**Exercise brief:**
All lines holding the string "existencia" are to be shown.
>> BEGIN Records supplied
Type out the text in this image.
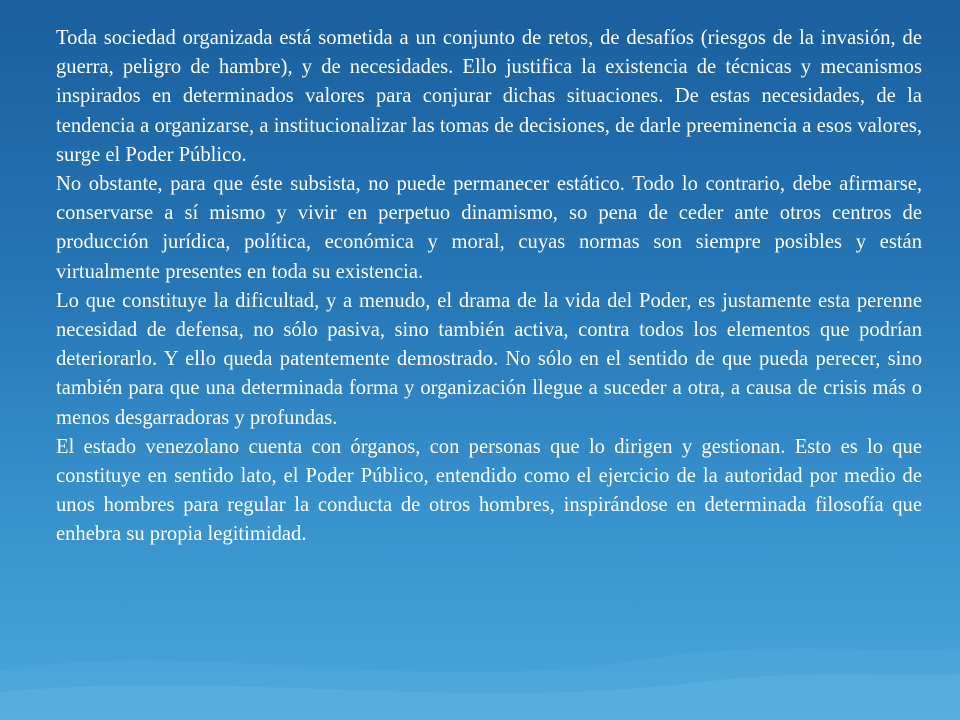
Toda sociedad organizada está sometida a un conjunto de retos, de desafíos (riesgos de la invasión, de guerra, peligro de hambre), y de necesidades. Ello justifica la existencia de técnicas y mecanismos inspirados en determinados valores para conjurar dichas situaciones. De estas necesidades, de la tendencia a organizarse, a institucionalizar las tomas de decisiones, de darle preeminencia a esos valores, surge el Poder Público.

No obstante, para que éste subsista, no puede permanecer estático. Todo lo contrario, debe afirmarse, conservarse a sí mismo y vivir en perpetuo dinamismo, so pena de ceder ante otros centros de producción jurídica, política, económica y moral, cuyas normas son siempre posibles y están virtualmente presentes en toda su existencia.

Lo que constituye la dificultad, y a menudo, el drama de la vida del Poder, es justamente esta perenne necesidad de defensa, no sólo pasiva, sino también activa, contra todos los elementos que podrían deteriorarlo. Y ello queda patentemente demostrado. No sólo en el sentido de que pueda perecer, sino también para que una determinada forma y organización llegue a suceder a otra, a causa de crisis más o menos desgarradoras y profundas.

El estado venezolano cuenta con órganos, con personas que lo dirigen y gestionan. Esto es lo que constituye en sentido lato, el Poder Público, entendido como el ejercicio de la autoridad por medio de unos hombres para regular la conducta de otros hombres, inspirándose en determinada filosofía que enhebra su propia legitimidad.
>> END Records supplied
**Solution for this problem:**
Toda sociedad organizada está sometida a un conjunto de retos, de desafíos (riesgos de la invasión, de guerra, peligro de hambre), y de necesidades. Ello justifica la existencia de técnicas y mecanismos inspirados en determinados valores para conjurar dichas situaciones. De estas necesidades, de la tendencia a organizarse, a institucionalizar las tomas de decisiones, de darle preeminencia a esos valores, surge el Poder Público.
No obstante, para que éste subsista, no puede permanecer estático. Todo lo contrario, debe afirmarse, conservarse a sí mismo y vivir en perpetuo dinamismo, so pena de ceder ante otros centros de producción jurídica, política, económica y moral, cuyas normas son siempre posibles y están virtualmente presentes en toda su existencia.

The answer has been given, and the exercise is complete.